→ **GOAL OF THE EXERCISE**:
Copy each line below exactly.

→ **AVAILABLE DATA**:
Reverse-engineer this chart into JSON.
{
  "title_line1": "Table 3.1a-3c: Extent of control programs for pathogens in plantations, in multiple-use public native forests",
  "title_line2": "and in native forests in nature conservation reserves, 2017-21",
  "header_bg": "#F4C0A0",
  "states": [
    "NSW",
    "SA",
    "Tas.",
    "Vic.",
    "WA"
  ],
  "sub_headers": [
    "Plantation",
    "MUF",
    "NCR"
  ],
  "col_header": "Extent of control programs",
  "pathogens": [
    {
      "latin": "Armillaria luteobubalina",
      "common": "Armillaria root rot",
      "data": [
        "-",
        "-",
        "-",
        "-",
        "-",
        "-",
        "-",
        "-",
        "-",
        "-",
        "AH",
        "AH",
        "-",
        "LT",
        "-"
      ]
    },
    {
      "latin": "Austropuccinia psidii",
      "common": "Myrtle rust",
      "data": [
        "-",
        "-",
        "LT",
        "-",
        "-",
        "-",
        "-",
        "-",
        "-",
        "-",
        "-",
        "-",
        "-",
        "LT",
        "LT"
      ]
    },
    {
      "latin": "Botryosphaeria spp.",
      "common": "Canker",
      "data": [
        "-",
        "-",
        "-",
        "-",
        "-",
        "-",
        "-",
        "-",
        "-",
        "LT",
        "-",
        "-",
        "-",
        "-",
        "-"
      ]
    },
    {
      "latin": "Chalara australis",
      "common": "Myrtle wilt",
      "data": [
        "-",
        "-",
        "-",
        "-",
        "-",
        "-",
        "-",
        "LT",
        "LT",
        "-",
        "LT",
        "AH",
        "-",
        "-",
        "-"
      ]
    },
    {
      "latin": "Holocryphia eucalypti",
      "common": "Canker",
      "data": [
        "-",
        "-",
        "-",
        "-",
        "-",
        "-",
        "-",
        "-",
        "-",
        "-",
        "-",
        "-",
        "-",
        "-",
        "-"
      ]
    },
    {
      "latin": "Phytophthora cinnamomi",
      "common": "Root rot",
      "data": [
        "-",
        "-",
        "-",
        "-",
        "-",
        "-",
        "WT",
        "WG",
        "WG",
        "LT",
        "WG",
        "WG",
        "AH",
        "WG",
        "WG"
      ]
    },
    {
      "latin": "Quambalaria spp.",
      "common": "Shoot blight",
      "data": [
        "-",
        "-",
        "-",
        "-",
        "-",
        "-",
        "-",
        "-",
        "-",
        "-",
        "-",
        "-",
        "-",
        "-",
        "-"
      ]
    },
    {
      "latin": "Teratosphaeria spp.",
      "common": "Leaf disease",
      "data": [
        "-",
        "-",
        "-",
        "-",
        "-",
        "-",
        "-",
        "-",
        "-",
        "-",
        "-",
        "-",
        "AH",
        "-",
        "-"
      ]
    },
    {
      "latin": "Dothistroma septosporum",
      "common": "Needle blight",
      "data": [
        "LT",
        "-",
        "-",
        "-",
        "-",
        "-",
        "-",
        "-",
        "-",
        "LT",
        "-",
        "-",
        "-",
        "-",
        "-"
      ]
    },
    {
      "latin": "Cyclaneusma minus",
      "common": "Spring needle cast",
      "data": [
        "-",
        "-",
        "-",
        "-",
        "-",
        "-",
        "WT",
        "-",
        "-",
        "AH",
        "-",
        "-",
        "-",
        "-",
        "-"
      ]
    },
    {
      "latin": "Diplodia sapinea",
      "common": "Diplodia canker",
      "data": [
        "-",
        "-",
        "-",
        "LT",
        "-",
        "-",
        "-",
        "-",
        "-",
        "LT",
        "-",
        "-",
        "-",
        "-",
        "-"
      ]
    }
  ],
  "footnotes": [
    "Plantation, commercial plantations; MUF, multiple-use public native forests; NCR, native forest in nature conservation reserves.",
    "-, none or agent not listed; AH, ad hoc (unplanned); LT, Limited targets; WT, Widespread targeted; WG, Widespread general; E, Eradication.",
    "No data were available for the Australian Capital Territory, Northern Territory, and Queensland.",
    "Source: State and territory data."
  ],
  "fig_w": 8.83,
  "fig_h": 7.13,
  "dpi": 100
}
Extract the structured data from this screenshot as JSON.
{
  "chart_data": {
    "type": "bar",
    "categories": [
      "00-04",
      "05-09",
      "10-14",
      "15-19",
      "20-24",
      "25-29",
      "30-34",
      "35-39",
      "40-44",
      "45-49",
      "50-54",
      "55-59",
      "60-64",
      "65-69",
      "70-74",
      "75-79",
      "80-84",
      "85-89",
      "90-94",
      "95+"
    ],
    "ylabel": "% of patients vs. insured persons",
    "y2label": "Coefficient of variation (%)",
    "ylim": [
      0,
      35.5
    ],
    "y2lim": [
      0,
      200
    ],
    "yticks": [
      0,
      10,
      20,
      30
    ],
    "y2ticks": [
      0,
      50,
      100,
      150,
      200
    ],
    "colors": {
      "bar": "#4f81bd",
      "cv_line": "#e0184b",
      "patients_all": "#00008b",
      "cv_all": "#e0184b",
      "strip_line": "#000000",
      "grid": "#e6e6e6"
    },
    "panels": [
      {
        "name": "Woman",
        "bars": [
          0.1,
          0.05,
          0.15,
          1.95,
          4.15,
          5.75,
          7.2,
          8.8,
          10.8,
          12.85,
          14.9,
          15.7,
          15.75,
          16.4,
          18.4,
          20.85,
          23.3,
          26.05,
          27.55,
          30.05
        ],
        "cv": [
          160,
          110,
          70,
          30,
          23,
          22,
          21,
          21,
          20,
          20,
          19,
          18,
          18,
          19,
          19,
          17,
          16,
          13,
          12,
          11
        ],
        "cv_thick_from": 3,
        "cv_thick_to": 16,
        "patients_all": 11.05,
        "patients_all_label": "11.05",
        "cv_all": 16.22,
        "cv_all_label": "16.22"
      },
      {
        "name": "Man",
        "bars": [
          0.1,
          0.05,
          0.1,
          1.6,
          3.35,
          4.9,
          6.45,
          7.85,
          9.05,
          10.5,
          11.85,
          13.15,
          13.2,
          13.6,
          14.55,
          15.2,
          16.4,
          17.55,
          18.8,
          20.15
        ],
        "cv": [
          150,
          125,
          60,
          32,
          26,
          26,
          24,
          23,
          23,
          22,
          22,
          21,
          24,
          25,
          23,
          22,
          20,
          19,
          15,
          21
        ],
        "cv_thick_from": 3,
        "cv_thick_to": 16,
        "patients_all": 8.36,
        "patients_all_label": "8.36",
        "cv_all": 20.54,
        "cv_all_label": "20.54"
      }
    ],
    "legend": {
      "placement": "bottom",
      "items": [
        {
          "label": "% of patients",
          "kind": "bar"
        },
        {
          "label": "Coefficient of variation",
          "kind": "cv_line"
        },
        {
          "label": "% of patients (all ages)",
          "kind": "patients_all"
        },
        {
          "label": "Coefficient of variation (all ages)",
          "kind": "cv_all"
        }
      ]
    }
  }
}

→ **EXERCISE ANSWER**:
Reverse-engineer this chart into JSON.
{
  "title_line1": "Table 3.1a-3c: Extent of control programs for pathogens in plantations, in multiple-use public native forests",
  "title_line2": "and in native forests in nature conservation reserves, 2017-21",
  "header_bg": "#F4C0A0",
  "states": [
    "NSW",
    "SA",
    "Tas.",
    "Vic.",
    "WA"
  ],
  "sub_headers": [
    "Plantation",
    "MUF",
    "NCR"
  ],
  "col_header": "Extent of control programs",
  "pathogens": [
    {
      "latin": "Armillaria luteobubalina",
      "common": "Armillaria root rot",
      "data": [
        "-",
        "-",
        "-",
        "-",
        "-",
        "-",
        "-",
        "-",
        "-",
        "-",
        "AH",
        "AH",
        "-",
        "LT",
        "-"
      ]
    },
    {
      "latin": "Austropuccinia psidii",
      "common": "Myrtle rust",
      "data": [
        "-",
        "-",
        "LT",
        "-",
        "-",
        "-",
        "-",
        "-",
        "-",
        "-",
        "-",
        "-",
        "-",
        "LT",
        "LT"
      ]
    },
    {
      "latin": "Botryosphaeria spp.",
      "common": "Canker",
      "data": [
        "-",
        "-",
        "-",
        "-",
        "-",
        "-",
        "-",
        "-",
        "-",
        "LT",
        "-",
        "-",
        "-",
        "-",
        "-"
      ]
    },
    {
      "latin": "Chalara australis",
      "common": "Myrtle wilt",
      "data": [
        "-",
        "-",
        "-",
        "-",
        "-",
        "-",
        "-",
        "LT",
        "LT",
        "-",
        "LT",
        "AH",
        "-",
        "-",
        "-"
      ]
    },
    {
      "latin": "Holocryphia eucalypti",
      "common": "Canker",
      "data": [
        "-",
        "-",
        "-",
        "-",
        "-",
        "-",
        "-",
        "-",
        "-",
        "-",
        "-",
        "-",
        "-",
        "-",
        "-"
      ]
    },
    {
      "latin": "Phytophthora cinnamomi",
      "common": "Root rot",
      "data": [
        "-",
        "-",
        "-",
        "-",
        "-",
        "-",
        "WT",
        "WG",
        "WG",
        "LT",
        "WG",
        "WG",
        "AH",
        "WG",
        "WG"
      ]
    },
    {
      "latin": "Quambalaria spp.",
      "common": "Shoot blight",
      "data": [
        "-",
        "-",
        "-",
        "-",
        "-",
        "-",
        "-",
        "-",
        "-",
        "-",
        "-",
        "-",
        "-",
        "-",
        "-"
      ]
    },
    {
      "latin": "Teratosphaeria spp.",
      "common": "Leaf disease",
      "data": [
        "-",
        "-",
        "-",
        "-",
        "-",
        "-",
        "-",
        "-",
        "-",
        "-",
        "-",
        "-",
        "AH",
        "-",
        "-"
      ]
    },
    {
      "latin": "Dothistroma septosporum",
      "common": "Needle blight",
      "data": [
        "LT",
        "-",
        "-",
        "-",
        "-",
        "-",
        "-",
        "-",
        "-",
        "LT",
        "-",
        "-",
        "-",
        "-",
        "-"
      ]
    },
    {
      "latin": "Cyclaneusma minus",
      "common": "Spring needle cast",
      "data": [
        "-",
        "-",
        "-",
        "-",
        "-",
        "-",
        "WT",
        "-",
        "-",
        "AH",
        "-",
        "-",
        "-",
        "-",
        "-"
      ]
    },
    {
      "latin": "Diplodia sapinea",
      "common": "Diplodia canker",
      "data": [
        "-",
        "-",
        "-",
        "LT",
        "-",
        "-",
        "-",
        "-",
        "-",
        "LT",
        "-",
        "-",
        "-",
        "-",
        "-"
      ]
    }
  ],
  "footnotes": [
    "Plantation, commercial plantations; MUF, multiple-use public native forests; NCR, native forest in nature conservation reserves.",
    "-, none or agent not listed; AH, ad hoc (unplanned); LT, Limited targets; WT, Widespread targeted; WG, Widespread general; E, Eradication.",
    "No data were available for the Australian Capital Territory, Northern Territory, and Queensland.",
    "Source: State and territory data."
  ],
  "fig_w": 8.83,
  "fig_h": 7.13,
  "dpi": 100
}
Extract the structured data from this screenshot as JSON.
{
  "chart_data": {
    "type": "bar",
    "categories": [
      "00-04",
      "05-09",
      "10-14",
      "15-19",
      "20-24",
      "25-29",
      "30-34",
      "35-39",
      "40-44",
      "45-49",
      "50-54",
      "55-59",
      "60-64",
      "65-69",
      "70-74",
      "75-79",
      "80-84",
      "85-89",
      "90-94",
      "95+"
    ],
    "ylabel": "% of patients vs. insured persons",
    "y2label": "Coefficient of variation (%)",
    "ylim": [
      0,
      35.5
    ],
    "y2lim": [
      0,
      200
    ],
    "yticks": [
      0,
      10,
      20,
      30
    ],
    "y2ticks": [
      0,
      50,
      100,
      150,
      200
    ],
    "colors": {
      "bar": "#4f81bd",
      "cv_line": "#e0184b",
      "patients_all": "#00008b",
      "cv_all": "#e0184b",
      "strip_line": "#000000",
      "grid": "#e6e6e6"
    },
    "panels": [
      {
        "name": "Woman",
        "bars": [
          0.1,
          0.05,
          0.15,
          1.95,
          4.15,
          5.75,
          7.2,
          8.8,
          10.8,
          12.85,
          14.9,
          15.7,
          15.75,
          16.4,
          18.4,
          20.85,
          23.3,
          26.05,
          27.55,
          30.05
        ],
        "cv": [
          160,
          110,
          70,
          30,
          23,
          22,
          21,
          21,
          20,
          20,
          19,
          18,
          18,
          19,
          19,
          17,
          16,
          13,
          12,
          11
        ],
        "cv_thick_from": 3,
        "cv_thick_to": 16,
        "patients_all": 11.05,
        "patients_all_label": "11.05",
        "cv_all": 16.22,
        "cv_all_label": "16.22"
      },
      {
        "name": "Man",
        "bars": [
          0.1,
          0.05,
          0.1,
          1.6,
          3.35,
          4.9,
          6.45,
          7.85,
          9.05,
          10.5,
          11.85,
          13.15,
          13.2,
          13.6,
          14.55,
          15.2,
          16.4,
          17.55,
          18.8,
          20.15
        ],
        "cv": [
          150,
          125,
          60,
          32,
          26,
          26,
          24,
          23,
          23,
          22,
          22,
          21,
          24,
          25,
          23,
          22,
          20,
          19,
          15,
          21
        ],
        "cv_thick_from": 3,
        "cv_thick_to": 16,
        "patients_all": 8.36,
        "patients_all_label": "8.36",
        "cv_all": 20.54,
        "cv_all_label": "20.54"
      }
    ],
    "legend": {
      "placement": "bottom",
      "items": [
        {
          "label": "% of patients",
          "kind": "bar"
        },
        {
          "label": "Coefficient of variation",
          "kind": "cv_line"
        },
        {
          "label": "% of patients (all ages)",
          "kind": "patients_all"
        },
        {
          "label": "Coefficient of variation (all ages)",
          "kind": "cv_all"
        }
      ]
    }
  }
}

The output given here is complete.